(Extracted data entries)
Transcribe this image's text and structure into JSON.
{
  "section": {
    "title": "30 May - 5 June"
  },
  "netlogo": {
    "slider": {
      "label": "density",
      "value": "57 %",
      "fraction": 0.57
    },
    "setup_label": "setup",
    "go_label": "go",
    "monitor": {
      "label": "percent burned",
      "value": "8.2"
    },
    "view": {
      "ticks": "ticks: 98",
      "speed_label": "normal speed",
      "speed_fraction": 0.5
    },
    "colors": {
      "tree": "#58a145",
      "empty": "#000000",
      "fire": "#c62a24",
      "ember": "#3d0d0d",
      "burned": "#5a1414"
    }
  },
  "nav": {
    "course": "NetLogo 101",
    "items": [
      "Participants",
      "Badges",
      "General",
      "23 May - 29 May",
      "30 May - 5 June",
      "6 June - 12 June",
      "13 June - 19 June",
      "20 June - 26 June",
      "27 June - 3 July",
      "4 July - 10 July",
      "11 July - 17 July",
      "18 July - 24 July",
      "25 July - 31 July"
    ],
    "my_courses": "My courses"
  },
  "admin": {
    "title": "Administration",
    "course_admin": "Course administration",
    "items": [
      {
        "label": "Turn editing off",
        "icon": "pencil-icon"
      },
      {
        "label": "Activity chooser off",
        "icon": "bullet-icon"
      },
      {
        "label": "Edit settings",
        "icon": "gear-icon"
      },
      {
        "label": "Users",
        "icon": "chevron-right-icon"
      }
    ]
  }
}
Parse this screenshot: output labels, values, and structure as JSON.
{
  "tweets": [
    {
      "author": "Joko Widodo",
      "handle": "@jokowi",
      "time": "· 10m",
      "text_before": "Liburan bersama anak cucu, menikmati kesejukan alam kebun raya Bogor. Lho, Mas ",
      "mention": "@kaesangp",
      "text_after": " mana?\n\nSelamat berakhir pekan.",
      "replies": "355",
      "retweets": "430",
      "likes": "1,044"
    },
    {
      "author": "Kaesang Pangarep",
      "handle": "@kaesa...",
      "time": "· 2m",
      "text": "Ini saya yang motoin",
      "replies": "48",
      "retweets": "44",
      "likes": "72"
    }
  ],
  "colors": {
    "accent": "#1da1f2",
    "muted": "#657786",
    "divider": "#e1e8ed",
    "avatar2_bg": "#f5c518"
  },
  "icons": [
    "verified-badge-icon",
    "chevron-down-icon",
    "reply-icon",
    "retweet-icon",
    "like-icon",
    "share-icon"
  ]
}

Stated exercise >> State how many lines above include the word "JSON", and nothing more.

Task result >> 2